# [What is expected]
Show all lines from the data that include the word "xlabel".

# [Records to use]

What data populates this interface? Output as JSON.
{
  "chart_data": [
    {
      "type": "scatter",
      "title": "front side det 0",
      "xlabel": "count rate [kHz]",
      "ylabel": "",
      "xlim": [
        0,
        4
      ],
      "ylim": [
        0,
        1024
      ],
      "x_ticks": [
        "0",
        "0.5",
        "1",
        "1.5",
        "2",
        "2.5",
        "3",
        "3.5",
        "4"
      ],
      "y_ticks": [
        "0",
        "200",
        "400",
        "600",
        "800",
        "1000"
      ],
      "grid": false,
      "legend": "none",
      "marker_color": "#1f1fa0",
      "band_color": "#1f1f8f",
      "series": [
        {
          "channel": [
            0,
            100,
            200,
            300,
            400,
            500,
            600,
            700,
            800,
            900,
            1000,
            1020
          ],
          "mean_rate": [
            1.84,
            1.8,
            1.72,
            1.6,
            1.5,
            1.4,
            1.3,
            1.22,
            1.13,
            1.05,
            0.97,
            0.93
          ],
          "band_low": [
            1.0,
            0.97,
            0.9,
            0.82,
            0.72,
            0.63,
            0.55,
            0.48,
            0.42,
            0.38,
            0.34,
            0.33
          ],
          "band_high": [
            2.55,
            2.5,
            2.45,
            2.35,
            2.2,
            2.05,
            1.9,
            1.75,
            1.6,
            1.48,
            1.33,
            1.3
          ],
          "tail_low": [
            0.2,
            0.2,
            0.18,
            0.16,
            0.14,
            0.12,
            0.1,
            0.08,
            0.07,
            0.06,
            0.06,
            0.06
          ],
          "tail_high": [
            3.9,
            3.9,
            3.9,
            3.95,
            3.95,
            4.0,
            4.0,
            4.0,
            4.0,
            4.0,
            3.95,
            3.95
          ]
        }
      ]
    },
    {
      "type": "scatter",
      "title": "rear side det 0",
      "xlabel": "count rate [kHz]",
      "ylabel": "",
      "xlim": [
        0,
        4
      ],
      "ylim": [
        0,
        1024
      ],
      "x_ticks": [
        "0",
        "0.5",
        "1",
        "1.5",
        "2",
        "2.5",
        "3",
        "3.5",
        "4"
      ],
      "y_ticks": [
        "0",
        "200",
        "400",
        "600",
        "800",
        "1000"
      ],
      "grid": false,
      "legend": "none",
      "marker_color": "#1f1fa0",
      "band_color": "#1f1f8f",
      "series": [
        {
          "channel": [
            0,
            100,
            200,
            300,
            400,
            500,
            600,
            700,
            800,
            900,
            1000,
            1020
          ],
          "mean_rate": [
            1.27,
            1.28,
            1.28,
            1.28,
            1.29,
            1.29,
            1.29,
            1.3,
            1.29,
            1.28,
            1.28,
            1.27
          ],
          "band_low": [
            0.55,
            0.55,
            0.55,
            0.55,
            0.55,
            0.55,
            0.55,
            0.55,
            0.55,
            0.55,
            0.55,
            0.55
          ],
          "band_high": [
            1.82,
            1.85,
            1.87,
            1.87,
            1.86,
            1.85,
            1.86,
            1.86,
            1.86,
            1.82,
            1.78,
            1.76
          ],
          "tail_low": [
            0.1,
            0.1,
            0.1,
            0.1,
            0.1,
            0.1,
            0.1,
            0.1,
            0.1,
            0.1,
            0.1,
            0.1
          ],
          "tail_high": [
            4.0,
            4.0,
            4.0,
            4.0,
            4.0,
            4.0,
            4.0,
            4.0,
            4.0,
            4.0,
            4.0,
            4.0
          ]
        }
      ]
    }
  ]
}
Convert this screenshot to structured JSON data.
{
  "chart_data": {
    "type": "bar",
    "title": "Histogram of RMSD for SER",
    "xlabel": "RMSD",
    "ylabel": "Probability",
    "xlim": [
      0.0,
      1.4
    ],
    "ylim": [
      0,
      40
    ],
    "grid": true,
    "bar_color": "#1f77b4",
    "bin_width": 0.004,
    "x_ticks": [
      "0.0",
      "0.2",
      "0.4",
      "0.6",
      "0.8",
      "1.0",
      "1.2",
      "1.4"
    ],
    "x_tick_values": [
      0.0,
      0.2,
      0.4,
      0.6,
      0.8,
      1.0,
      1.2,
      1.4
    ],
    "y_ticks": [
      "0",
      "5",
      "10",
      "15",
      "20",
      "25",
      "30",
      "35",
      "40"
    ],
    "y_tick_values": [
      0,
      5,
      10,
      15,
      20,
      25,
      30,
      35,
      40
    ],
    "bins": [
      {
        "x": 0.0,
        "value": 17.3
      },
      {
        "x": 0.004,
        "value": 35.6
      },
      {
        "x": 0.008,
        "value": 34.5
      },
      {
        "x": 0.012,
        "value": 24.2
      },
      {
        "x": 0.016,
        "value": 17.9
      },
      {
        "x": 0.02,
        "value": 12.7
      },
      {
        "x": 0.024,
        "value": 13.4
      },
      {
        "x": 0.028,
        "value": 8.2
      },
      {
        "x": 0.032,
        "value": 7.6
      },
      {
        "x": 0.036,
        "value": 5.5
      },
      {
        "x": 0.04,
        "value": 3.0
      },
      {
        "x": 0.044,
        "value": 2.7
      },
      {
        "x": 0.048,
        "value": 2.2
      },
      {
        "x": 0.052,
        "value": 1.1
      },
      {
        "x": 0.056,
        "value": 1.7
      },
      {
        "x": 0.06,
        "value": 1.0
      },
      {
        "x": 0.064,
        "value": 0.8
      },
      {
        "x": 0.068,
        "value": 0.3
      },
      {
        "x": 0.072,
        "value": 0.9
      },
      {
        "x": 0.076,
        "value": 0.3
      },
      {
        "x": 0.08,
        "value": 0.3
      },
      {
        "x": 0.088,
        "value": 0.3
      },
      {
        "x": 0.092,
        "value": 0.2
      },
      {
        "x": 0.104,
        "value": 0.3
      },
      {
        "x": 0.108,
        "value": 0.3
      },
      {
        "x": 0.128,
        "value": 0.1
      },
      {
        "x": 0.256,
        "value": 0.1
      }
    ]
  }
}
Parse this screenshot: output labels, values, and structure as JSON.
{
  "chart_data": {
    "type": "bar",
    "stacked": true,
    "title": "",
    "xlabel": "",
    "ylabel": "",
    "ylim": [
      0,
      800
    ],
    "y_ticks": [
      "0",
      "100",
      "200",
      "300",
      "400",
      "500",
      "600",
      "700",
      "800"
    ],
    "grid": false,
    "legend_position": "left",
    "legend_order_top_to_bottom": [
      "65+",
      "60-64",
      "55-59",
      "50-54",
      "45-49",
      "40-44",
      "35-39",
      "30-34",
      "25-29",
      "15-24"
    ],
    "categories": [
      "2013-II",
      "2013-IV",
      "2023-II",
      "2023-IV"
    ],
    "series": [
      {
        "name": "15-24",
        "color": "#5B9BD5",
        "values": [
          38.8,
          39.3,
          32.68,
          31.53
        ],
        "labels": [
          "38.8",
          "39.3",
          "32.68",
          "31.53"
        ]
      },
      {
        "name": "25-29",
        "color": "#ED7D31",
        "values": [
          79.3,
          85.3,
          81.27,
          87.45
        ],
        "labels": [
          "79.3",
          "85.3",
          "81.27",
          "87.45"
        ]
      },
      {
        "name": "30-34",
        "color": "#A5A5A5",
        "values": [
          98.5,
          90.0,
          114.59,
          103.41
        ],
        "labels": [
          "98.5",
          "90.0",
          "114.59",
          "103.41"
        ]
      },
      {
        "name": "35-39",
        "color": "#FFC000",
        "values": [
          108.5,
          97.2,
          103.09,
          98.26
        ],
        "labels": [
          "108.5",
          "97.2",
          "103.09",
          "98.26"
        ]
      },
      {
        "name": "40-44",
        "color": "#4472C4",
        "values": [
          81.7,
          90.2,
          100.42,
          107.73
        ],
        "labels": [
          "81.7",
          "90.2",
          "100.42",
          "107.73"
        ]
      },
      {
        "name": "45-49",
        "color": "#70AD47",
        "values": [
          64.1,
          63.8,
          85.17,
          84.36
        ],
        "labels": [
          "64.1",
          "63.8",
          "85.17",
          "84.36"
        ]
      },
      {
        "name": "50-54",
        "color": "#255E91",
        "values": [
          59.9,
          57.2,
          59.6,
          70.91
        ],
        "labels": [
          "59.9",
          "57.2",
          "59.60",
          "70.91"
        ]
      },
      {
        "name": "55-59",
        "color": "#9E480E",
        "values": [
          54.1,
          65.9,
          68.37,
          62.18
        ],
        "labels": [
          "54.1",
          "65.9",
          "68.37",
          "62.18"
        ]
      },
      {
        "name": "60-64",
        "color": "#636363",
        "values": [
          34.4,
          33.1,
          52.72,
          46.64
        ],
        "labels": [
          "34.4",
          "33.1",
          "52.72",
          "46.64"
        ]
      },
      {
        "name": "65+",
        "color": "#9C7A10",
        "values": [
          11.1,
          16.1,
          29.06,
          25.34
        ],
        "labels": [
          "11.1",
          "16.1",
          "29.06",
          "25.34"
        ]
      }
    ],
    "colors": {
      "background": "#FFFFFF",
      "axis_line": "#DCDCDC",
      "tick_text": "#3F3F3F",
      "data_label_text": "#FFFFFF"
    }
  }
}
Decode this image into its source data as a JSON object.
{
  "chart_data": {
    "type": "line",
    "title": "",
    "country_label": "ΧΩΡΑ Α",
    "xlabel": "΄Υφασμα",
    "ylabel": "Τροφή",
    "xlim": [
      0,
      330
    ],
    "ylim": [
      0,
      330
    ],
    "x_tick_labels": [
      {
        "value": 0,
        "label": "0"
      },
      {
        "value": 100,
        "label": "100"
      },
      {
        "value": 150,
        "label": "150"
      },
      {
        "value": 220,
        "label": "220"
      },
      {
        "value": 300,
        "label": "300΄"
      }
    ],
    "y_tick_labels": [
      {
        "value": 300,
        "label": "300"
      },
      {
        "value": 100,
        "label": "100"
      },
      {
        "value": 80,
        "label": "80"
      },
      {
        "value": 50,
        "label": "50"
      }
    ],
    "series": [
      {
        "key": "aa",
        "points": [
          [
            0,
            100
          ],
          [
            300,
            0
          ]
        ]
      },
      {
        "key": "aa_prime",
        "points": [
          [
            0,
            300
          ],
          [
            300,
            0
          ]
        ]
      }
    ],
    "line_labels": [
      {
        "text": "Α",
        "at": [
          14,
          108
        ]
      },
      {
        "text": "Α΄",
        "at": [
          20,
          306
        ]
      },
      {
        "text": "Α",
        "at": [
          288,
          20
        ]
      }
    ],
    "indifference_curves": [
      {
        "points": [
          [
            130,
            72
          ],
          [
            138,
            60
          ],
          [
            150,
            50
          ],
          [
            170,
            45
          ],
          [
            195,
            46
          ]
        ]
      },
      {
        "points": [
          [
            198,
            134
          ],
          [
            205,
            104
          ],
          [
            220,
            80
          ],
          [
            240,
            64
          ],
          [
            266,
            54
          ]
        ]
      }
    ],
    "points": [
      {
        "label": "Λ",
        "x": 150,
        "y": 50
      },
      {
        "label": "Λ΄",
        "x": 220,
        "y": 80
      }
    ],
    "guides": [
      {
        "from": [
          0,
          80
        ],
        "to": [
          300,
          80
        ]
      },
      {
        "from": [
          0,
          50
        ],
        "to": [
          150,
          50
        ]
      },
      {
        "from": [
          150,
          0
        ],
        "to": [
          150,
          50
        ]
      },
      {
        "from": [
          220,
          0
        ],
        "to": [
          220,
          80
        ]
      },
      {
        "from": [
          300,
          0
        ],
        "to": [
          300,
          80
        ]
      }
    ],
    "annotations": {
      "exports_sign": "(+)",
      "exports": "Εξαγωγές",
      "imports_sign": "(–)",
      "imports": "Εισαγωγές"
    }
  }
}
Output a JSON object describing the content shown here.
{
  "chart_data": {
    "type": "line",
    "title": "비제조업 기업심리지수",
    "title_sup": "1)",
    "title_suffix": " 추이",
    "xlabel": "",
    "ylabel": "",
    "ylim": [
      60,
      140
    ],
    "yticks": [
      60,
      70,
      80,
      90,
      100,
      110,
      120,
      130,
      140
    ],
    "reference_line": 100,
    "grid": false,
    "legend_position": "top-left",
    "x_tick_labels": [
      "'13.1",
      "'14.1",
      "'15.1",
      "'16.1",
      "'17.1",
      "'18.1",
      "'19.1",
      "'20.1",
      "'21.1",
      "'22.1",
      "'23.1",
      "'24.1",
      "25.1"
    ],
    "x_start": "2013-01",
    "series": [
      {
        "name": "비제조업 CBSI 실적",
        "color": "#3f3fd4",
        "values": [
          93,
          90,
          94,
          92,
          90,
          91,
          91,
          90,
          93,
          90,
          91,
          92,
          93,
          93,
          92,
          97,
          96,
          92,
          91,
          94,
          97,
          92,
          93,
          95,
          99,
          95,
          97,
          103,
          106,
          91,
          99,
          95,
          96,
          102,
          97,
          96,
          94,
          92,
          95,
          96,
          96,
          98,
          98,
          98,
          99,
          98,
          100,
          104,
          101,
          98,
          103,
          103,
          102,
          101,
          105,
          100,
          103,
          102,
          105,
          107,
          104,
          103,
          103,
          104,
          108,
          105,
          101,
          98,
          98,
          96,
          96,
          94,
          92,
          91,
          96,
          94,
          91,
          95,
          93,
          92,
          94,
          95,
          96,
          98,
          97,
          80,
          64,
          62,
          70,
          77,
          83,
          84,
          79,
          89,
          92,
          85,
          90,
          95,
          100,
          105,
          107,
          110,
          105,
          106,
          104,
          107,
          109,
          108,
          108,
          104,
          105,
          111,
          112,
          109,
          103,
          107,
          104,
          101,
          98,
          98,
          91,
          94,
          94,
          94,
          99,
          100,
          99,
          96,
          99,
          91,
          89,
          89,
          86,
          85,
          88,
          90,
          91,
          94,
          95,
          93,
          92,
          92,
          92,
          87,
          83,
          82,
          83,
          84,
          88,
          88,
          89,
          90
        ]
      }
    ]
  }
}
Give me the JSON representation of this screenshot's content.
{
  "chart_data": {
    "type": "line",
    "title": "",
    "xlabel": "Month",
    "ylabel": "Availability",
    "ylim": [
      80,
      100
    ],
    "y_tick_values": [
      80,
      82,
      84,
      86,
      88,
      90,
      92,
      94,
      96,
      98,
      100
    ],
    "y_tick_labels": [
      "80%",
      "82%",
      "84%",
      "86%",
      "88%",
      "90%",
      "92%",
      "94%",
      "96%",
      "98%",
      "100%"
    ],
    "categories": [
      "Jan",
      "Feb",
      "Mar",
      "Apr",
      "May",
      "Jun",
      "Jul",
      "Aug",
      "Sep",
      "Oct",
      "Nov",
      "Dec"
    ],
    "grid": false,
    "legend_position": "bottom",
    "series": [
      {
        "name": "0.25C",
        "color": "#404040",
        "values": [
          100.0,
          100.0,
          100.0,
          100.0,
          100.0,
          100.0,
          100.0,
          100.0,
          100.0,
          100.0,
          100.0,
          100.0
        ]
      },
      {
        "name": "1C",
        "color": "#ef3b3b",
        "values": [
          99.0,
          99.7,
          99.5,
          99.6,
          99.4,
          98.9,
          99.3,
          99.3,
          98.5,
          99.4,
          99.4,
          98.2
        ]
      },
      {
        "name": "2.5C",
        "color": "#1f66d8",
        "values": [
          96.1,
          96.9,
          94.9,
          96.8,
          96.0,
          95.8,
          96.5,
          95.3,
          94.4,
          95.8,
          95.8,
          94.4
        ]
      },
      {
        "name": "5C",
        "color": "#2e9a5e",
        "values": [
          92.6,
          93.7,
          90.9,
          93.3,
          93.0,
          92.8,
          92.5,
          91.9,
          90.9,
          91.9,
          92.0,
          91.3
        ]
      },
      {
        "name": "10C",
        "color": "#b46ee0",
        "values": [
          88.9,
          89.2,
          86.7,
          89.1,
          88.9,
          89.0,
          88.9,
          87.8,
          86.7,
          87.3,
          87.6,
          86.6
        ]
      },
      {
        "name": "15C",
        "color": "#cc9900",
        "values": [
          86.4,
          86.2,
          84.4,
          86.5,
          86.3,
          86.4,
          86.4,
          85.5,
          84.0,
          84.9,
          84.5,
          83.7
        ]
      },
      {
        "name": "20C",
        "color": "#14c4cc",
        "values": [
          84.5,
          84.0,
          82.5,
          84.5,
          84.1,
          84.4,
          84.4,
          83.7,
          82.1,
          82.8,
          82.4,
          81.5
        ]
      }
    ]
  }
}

# [Response to this exercise]
      "xlabel": "count rate [kHz]",
      "xlabel": "count rate [kHz]",
    "xlabel": "RMSD",
    "xlabel": "",
    "xlabel": "΄Υφασμα",
    "xlabel": "",
    "xlabel": "Month",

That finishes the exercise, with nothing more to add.